=== DATA FOR PROCESSING ===
** start **
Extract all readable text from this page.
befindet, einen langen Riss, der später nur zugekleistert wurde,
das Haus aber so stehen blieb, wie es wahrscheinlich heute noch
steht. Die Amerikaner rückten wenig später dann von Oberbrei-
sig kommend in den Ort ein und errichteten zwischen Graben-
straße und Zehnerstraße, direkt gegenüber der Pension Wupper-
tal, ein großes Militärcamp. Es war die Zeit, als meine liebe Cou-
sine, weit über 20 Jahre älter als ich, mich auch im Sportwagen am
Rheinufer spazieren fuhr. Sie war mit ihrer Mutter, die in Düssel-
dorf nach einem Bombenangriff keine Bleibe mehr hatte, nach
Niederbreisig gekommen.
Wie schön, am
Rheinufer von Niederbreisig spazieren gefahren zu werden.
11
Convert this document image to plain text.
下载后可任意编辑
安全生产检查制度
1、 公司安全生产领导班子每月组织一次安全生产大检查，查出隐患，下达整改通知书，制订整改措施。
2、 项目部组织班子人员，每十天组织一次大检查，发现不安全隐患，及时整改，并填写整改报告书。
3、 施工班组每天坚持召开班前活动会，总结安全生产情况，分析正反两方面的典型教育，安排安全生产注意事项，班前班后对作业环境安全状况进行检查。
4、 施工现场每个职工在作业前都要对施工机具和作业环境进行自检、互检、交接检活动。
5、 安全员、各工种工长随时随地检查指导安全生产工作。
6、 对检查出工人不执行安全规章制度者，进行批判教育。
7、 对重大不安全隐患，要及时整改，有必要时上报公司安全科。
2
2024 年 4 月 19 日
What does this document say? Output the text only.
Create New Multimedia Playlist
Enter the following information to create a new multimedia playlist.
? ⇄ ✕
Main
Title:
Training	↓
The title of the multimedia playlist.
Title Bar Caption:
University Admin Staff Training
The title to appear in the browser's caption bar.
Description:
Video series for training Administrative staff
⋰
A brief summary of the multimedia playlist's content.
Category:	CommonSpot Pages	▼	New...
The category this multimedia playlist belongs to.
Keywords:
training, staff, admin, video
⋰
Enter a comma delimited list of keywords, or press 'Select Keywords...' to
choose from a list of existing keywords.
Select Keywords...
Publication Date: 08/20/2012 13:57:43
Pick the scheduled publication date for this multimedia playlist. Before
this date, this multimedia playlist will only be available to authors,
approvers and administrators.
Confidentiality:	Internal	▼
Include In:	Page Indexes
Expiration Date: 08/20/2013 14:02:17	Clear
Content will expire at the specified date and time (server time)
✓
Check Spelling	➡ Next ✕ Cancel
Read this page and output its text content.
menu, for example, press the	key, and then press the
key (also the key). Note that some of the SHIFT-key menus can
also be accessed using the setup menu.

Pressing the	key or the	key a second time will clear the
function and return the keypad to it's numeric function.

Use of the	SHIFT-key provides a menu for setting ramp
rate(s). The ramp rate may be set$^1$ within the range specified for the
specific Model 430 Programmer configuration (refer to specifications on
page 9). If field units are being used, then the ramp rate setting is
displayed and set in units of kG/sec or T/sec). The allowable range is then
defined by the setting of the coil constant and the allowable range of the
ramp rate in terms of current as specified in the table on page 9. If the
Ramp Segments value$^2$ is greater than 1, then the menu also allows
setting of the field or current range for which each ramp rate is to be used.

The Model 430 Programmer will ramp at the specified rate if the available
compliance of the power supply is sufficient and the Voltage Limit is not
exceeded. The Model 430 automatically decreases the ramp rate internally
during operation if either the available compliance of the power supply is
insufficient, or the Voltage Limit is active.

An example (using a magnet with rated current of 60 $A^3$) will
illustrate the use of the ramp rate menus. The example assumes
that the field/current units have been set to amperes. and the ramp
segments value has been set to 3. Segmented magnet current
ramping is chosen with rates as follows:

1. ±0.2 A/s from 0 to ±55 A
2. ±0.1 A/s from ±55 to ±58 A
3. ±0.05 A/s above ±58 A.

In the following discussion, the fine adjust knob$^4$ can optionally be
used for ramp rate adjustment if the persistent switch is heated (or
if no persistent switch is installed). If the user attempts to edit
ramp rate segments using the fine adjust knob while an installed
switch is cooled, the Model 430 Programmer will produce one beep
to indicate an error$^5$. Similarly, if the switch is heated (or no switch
** end **
=== INSTRUCTION ===
Write the data back out verbatim.

=== SOLUTION FOR THIS PROBLEM ===
Extract all readable text from this page.
befindet, einen langen Riss, der später nur zugekleistert wurde,
das Haus aber so stehen blieb, wie es wahrscheinlich heute noch
steht. Die Amerikaner rückten wenig später dann von Oberbrei-
sig kommend in den Ort ein und errichteten zwischen Graben-
straße und Zehnerstraße, direkt gegenüber der Pension Wupper-
tal, ein großes Militärcamp. Es war die Zeit, als meine liebe Cou-
sine, weit über 20 Jahre älter als ich, mich auch im Sportwagen am
Rheinufer spazieren fuhr. Sie war mit ihrer Mutter, die in Düssel-
dorf nach einem Bombenangriff keine Bleibe mehr hatte, nach
Niederbreisig gekommen.
Wie schön, am
Rheinufer von Niederbreisig spazieren gefahren zu werden.
11
Convert this document image to plain text.
下载后可任意编辑
安全生产检查制度
1、 公司安全生产领导班子每月组织一次安全生产大检查，查出隐患，下达整改通知书，制订整改措施。
2、 项目部组织班子人员，每十天组织一次大检查，发现不安全隐患，及时整改，并填写整改报告书。
3、 施工班组每天坚持召开班前活动会，总结安全生产情况，分析正反两方面的典型教育，安排安全生产注意事项，班前班后对作业环境安全状况进行检查。
4、 施工现场每个职工在作业前都要对施工机具和作业环境进行自检、互检、交接检活动。
5、 安全员、各工种工长随时随地检查指导安全生产工作。
6、 对检查出工人不执行安全规章制度者，进行批判教育。
7、 对重大不安全隐患，要及时整改，有必要时上报公司安全科。
2
2024 年 4 月 19 日
What does this document say? Output the text only.
Create New Multimedia Playlist
Enter the following information to create a new multimedia playlist.
? ⇄ ✕
Main
Title:
Training	↓
The title of the multimedia playlist.
Title Bar Caption:
University Admin Staff Training
The title to appear in the browser's caption bar.
Description:
Video series for training Administrative staff
⋰
A brief summary of the multimedia playlist's content.
Category:	CommonSpot Pages	▼	New...
The category this multimedia playlist belongs to.
Keywords:
training, staff, admin, video
⋰
Enter a comma delimited list of keywords, or press 'Select Keywords...' to
choose from a list of existing keywords.
Select Keywords...
Publication Date: 08/20/2012 13:57:43
Pick the scheduled publication date for this multimedia playlist. Before
this date, this multimedia playlist will only be available to authors,
approvers and administrators.
Confidentiality:	Internal	▼
Include In:	Page Indexes
Expiration Date: 08/20/2013 14:02:17	Clear
Content will expire at the specified date and time (server time)
✓
Check Spelling	➡ Next ✕ Cancel
Read this page and output its text content.
menu, for example, press the	key, and then press the
key (also the key). Note that some of the SHIFT-key menus can
also be accessed using the setup menu.

Pressing the	key or the	key a second time will clear the
function and return the keypad to it's numeric function.

Use of the	SHIFT-key provides a menu for setting ramp
rate(s). The ramp rate may be set$^1$ within the range specified for the
specific Model 430 Programmer configuration (refer to specifications on
page 9). If field units are being used, then the ramp rate setting is
displayed and set in units of kG/sec or T/sec). The allowable range is then
defined by the setting of the coil constant and the allowable range of the
ramp rate in terms of current as specified in the table on page 9. If the
Ramp Segments value$^2$ is greater than 1, then the menu also allows
setting of the field or current range for which each ramp rate is to be used.

The Model 430 Programmer will ramp at the specified rate if the available
compliance of the power supply is sufficient and the Voltage Limit is not
exceeded. The Model 430 automatically decreases the ramp rate internally
during operation if either the available compliance of the power supply is
insufficient, or the Voltage Limit is active.

An example (using a magnet with rated current of 60 $A^3$) will
illustrate the use of the ramp rate menus. The example assumes
that the field/current units have been set to amperes. and the ramp
segments value has been set to 3. Segmented magnet current
ramping is chosen with rates as follows:

1. ±0.2 A/s from 0 to ±55 A
2. ±0.1 A/s from ±55 to ±58 A
3. ±0.05 A/s above ±58 A.

In the following discussion, the fine adjust knob$^4$ can optionally be
used for ramp rate adjustment if the persistent switch is heated (or
if no persistent switch is installed). If the user attempts to edit
ramp rate segments using the fine adjust knob while an installed
switch is cooled, the Model 430 Programmer will produce one beep
to indicate an error$^5$. Similarly, if the switch is heated (or no switch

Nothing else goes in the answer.